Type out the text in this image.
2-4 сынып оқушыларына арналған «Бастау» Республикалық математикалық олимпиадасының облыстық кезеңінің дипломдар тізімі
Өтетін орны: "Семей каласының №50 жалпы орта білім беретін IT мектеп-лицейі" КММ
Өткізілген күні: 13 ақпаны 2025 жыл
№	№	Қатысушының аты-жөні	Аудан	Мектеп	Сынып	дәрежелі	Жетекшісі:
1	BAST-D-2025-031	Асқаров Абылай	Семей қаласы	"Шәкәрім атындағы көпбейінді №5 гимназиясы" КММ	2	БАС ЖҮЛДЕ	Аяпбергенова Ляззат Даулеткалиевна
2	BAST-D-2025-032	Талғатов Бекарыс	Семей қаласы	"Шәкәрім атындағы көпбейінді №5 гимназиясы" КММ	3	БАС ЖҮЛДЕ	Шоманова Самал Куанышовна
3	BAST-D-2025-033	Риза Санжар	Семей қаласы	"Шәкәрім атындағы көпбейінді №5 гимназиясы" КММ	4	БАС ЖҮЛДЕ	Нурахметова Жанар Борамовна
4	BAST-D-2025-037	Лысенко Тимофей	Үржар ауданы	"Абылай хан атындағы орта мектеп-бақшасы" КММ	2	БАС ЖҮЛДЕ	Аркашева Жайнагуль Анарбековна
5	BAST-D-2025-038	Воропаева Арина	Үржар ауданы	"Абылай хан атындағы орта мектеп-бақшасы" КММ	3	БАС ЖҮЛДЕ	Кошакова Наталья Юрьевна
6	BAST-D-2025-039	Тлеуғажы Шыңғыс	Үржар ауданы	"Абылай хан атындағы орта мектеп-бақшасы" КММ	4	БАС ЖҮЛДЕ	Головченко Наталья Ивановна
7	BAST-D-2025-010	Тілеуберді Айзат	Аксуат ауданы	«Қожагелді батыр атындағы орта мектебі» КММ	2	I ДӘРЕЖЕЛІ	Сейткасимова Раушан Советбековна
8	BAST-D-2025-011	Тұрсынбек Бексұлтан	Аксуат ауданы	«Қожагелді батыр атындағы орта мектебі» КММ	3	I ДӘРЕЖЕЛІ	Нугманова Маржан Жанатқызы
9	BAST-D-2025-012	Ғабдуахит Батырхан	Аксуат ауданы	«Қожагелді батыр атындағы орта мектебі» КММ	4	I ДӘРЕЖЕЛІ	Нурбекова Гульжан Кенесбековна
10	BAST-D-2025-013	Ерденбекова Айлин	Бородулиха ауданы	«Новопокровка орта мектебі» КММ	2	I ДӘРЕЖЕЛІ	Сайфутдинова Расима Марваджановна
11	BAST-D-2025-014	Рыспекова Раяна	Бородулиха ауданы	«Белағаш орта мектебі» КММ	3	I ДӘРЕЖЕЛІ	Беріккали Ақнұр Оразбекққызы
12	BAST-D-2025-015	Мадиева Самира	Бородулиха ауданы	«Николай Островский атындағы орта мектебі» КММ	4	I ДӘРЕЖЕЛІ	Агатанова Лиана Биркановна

********************

**DO THIS**
Transcribe every line of the data, exactly as it stands.

**ANSWER TO THIS TASK**
Type out the text in this image.
2-4 сынып оқушыларына арналған «Бастау» Республикалық математикалық олимпиадасының облыстық кезеңінің дипломдар тізімі
Өтетін орны: "Семей каласының №50 жалпы орта білім беретін IT мектеп-лицейі" КММ
Өткізілген күні: 13 ақпаны 2025 жыл
№	№	Қатысушының аты-жөні	Аудан	Мектеп	Сынып	дәрежелі	Жетекшісі:
1	BAST-D-2025-031	Асқаров Абылай	Семей қаласы	"Шәкәрім атындағы көпбейінді №5 гимназиясы" КММ	2	БАС ЖҮЛДЕ	Аяпбергенова Ляззат Даулеткалиевна
2	BAST-D-2025-032	Талғатов Бекарыс	Семей қаласы	"Шәкәрім атындағы көпбейінді №5 гимназиясы" КММ	3	БАС ЖҮЛДЕ	Шоманова Самал Куанышовна
3	BAST-D-2025-033	Риза Санжар	Семей қаласы	"Шәкәрім атындағы көпбейінді №5 гимназиясы" КММ	4	БАС ЖҮЛДЕ	Нурахметова Жанар Борамовна
4	BAST-D-2025-037	Лысенко Тимофей	Үржар ауданы	"Абылай хан атындағы орта мектеп-бақшасы" КММ	2	БАС ЖҮЛДЕ	Аркашева Жайнагуль Анарбековна
5	BAST-D-2025-038	Воропаева Арина	Үржар ауданы	"Абылай хан атындағы орта мектеп-бақшасы" КММ	3	БАС ЖҮЛДЕ	Кошакова Наталья Юрьевна
6	BAST-D-2025-039	Тлеуғажы Шыңғыс	Үржар ауданы	"Абылай хан атындағы орта мектеп-бақшасы" КММ	4	БАС ЖҮЛДЕ	Головченко Наталья Ивановна
7	BAST-D-2025-010	Тілеуберді Айзат	Аксуат ауданы	«Қожагелді батыр атындағы орта мектебі» КММ	2	I ДӘРЕЖЕЛІ	Сейткасимова Раушан Советбековна
8	BAST-D-2025-011	Тұрсынбек Бексұлтан	Аксуат ауданы	«Қожагелді батыр атындағы орта мектебі» КММ	3	I ДӘРЕЖЕЛІ	Нугманова Маржан Жанатқызы
9	BAST-D-2025-012	Ғабдуахит Батырхан	Аксуат ауданы	«Қожагелді батыр атындағы орта мектебі» КММ	4	I ДӘРЕЖЕЛІ	Нурбекова Гульжан Кенесбековна
10	BAST-D-2025-013	Ерденбекова Айлин	Бородулиха ауданы	«Новопокровка орта мектебі» КММ	2	I ДӘРЕЖЕЛІ	Сайфутдинова Расима Марваджановна
11	BAST-D-2025-014	Рыспекова Раяна	Бородулиха ауданы	«Белағаш орта мектебі» КММ	3	I ДӘРЕЖЕЛІ	Беріккали Ақнұр Оразбекққызы
12	BAST-D-2025-015	Мадиева Самира	Бородулиха ауданы	«Николай Островский атындағы орта мектебі» КММ	4	I ДӘРЕЖЕЛІ	Агатанова Лиана Биркановна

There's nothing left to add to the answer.